** Selected text **
------------
The entrance is in the central bay, which curves forward in a convex line and then flows into concave bays on either side.

The eye never comes to rest on any dominant element as it would on a flat Renaissance wall. The interior is shaped like an oval football pinched in at its four corners.

The dome above is less a reflection of the floor below than a explosion into the firmament.

Like all Borromini churches, the interior is pure white. Its entire form would fit into one of the piers supporting the dome of St. Peter's.

Be sure to come at a time when you can visit the adjoining monastic cloister where Borromini demonstrates his devotion to Michelangelo's Mannerist style by such subtle, disturbing tricks as having no columns in the four corners - the weight of the upper story is carried by pairs of columns topped with arches that seem more concerned with providing openings than with weight-bearing.

Via del Quirinale  (Map J 4)


Quattro Fontane

To highlight the giant cross made up of two streets (Via del Quirinale and Via Quattro Fontane) Sixtus V asked Domenico Fontana to design something artistic.

The Pope, town-planner extraordinary, had already marked with obelisks the extremities of this street-cross, in front of the Palazzo del Quirinale, behind St. Maria Maggiore and at the top of the Spanish Steps - with Porta Pia marking the base.
------------
** Excerpted records **

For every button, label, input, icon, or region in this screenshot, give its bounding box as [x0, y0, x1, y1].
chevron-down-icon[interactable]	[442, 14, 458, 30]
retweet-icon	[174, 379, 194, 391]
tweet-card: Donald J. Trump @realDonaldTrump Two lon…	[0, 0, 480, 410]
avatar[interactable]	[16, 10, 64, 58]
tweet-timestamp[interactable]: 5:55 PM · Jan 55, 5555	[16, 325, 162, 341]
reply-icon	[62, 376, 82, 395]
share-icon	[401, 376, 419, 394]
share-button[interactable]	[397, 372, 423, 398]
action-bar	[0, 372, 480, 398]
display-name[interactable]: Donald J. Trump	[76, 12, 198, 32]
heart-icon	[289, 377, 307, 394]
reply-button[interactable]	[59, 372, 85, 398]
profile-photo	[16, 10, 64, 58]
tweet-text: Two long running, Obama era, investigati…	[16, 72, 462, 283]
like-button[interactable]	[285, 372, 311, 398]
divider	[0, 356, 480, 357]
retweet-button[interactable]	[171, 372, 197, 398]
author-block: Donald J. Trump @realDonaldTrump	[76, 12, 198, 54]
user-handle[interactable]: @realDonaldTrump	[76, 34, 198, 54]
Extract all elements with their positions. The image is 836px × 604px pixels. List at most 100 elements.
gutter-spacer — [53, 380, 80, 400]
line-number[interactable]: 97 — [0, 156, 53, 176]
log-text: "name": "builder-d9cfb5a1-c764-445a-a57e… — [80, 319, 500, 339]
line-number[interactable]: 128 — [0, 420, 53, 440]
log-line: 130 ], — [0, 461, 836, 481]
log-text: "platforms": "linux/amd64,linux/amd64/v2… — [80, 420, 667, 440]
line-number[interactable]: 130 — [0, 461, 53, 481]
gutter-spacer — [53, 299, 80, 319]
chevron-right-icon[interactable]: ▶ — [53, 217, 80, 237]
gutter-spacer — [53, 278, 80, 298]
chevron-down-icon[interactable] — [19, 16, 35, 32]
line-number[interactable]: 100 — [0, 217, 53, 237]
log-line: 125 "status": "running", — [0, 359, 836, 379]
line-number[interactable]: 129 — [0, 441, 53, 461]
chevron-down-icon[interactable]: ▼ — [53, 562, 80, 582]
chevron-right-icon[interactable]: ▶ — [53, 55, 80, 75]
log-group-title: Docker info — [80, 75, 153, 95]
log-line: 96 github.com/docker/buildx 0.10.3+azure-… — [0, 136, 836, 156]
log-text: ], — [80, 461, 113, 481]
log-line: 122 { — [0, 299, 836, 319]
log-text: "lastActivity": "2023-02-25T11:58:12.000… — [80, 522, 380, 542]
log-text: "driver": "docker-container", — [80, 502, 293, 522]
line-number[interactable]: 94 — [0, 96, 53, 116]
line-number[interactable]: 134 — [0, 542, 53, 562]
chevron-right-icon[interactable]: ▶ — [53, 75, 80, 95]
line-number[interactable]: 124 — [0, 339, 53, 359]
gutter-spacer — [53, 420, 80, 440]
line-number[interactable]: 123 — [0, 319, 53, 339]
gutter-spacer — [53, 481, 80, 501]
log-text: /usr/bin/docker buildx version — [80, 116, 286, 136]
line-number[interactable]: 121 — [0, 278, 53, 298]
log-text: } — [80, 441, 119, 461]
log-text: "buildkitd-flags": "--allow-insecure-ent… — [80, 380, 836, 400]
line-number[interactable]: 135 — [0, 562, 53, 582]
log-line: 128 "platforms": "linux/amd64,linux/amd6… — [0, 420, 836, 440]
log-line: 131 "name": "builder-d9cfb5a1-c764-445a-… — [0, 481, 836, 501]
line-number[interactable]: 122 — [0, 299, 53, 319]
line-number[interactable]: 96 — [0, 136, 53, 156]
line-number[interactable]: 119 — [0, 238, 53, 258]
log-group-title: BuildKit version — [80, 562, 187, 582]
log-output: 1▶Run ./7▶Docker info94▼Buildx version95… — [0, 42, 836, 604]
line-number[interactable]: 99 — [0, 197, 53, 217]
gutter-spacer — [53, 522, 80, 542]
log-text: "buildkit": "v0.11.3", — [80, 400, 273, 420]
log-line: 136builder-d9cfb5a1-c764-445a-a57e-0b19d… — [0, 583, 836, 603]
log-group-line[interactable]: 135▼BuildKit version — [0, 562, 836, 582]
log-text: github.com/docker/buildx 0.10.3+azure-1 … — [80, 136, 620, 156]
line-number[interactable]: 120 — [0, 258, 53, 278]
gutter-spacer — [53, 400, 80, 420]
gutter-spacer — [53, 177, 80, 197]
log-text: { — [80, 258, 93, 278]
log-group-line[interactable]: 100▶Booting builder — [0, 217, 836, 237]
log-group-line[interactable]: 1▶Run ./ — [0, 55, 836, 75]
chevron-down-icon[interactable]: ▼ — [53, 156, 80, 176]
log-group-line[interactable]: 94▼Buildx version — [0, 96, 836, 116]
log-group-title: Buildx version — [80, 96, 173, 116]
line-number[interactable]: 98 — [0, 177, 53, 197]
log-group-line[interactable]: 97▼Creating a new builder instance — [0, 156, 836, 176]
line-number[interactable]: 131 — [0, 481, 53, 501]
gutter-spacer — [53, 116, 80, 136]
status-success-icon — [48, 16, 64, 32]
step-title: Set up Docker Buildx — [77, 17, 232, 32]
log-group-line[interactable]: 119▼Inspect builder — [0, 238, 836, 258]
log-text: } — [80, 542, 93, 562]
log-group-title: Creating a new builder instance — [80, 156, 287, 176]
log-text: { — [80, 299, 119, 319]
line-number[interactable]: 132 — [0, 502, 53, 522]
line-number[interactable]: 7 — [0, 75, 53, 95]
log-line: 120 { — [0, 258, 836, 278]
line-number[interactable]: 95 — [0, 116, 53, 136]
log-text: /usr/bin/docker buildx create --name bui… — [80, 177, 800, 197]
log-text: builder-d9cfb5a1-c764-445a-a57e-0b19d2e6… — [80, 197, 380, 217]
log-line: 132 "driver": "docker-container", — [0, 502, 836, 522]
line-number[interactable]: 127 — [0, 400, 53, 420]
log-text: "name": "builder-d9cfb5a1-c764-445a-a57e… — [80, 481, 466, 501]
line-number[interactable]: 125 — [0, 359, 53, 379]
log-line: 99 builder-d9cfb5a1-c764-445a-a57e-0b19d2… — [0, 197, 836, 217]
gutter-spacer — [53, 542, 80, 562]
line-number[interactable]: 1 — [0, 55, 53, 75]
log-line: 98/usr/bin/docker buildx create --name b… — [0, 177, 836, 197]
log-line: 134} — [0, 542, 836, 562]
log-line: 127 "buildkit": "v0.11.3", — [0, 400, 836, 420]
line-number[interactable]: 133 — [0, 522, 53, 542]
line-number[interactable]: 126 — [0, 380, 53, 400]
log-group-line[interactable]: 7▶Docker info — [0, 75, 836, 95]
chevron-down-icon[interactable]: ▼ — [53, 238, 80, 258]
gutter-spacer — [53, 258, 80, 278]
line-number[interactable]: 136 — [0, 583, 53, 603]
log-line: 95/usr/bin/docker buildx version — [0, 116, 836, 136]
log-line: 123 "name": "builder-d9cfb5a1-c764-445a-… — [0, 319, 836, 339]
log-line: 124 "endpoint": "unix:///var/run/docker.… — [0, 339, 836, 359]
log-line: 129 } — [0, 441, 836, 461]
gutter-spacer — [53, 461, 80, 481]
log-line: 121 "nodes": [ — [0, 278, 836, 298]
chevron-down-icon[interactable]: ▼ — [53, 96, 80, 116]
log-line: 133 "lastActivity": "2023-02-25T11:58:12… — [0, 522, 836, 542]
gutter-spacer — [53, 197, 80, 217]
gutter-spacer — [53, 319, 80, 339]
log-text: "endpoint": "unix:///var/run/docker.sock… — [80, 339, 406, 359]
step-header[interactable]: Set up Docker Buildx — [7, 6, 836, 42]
------------
** Tasks to complete **
1. List every person named in the passage about Borromini and Quattro Fontane.
2. Using the passage about Borromini and Quattro Fontane, say whether each statement agrees with it: (a) The church interior is pure white. (b) The cloister has columns in its four corners. (c) Porta Pia marks the top of the street-cross.
Work only from the passage about Borromini and Quattro Fontane, not from the rows.

** Solutions to each task **
1. Borromini, Michelangelo, Sixtus V, Domenico Fontana

2.
(a) Yes: "Like all Borromini churches, the interior is pure white."
(b) No: "having no columns in the four corners"
(c) No: "with Porta Pia marking the base"